▸ Direction
Leave out the pictures and copy the remaining records exactly.

......

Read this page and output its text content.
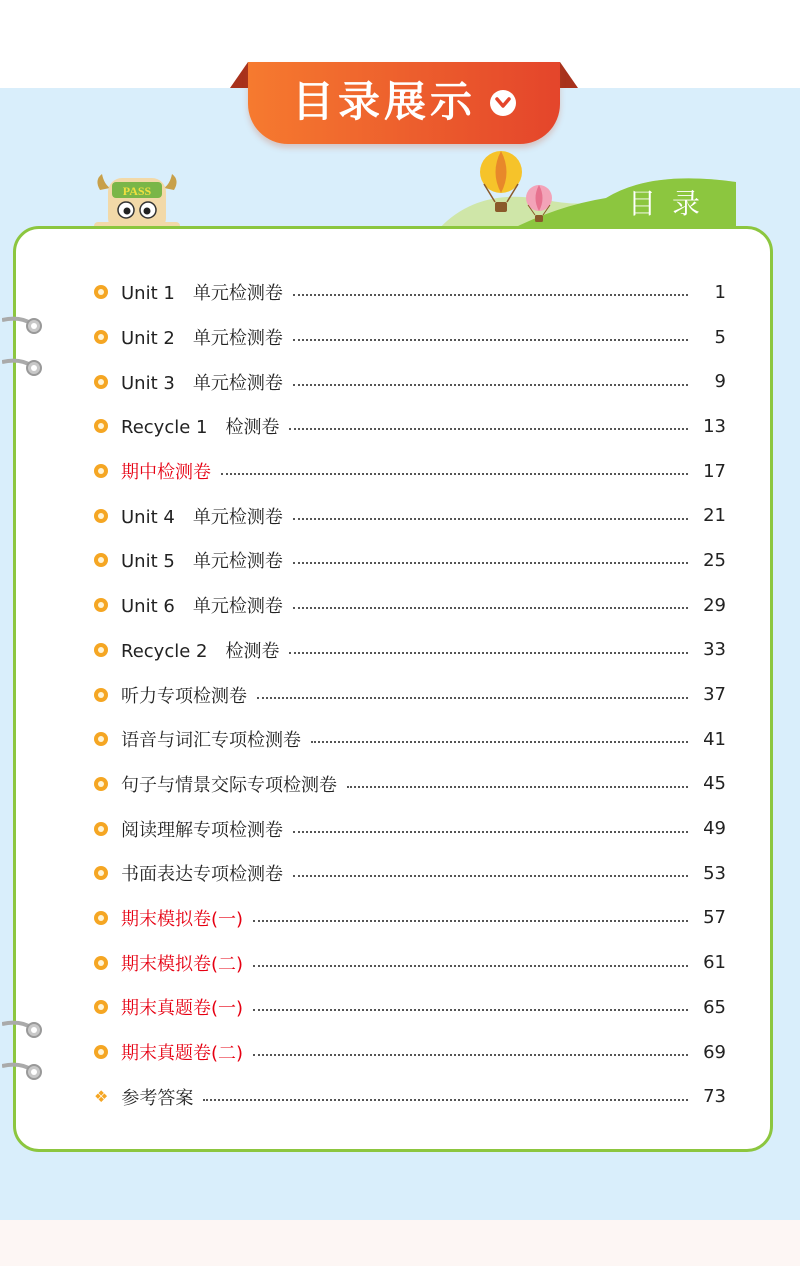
目录展示
PASS	目录
Unit 1　单元检测卷	1
Unit 2　单元检测卷	5
Unit 3　单元检测卷	9
Recycle 1　检测卷	13
期中检测卷	17
Unit 4　单元检测卷	21
Unit 5　单元检测卷	25
Unit 6　单元检测卷	29
Recycle 2　检测卷	33
听力专项检测卷	37
语音与词汇专项检测卷	41
句子与情景交际专项检测卷	45
阅读理解专项检测卷	49
书面表达专项检测卷	53
期末模拟卷(一)	57
期末模拟卷(二)	61
期末真题卷(一)	65
期末真题卷(二)	69
❖ 参考答案	73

......

▸ Reply to the task
Read this page and output its text content.
目录展示
PASS	目录
Unit 1　单元检测卷	1
Unit 2　单元检测卷	5
Unit 3　单元检测卷	9
Recycle 1　检测卷	13
期中检测卷	17
Unit 4　单元检测卷	21
Unit 5　单元检测卷	25
Unit 6　单元检测卷	29
Recycle 2　检测卷	33
听力专项检测卷	37
语音与词汇专项检测卷	41
句子与情景交际专项检测卷	45
阅读理解专项检测卷	49
书面表达专项检测卷	53
期末模拟卷(一)	57
期末模拟卷(二)	61
期末真题卷(一)	65
期末真题卷(二)	69
❖ 参考答案	73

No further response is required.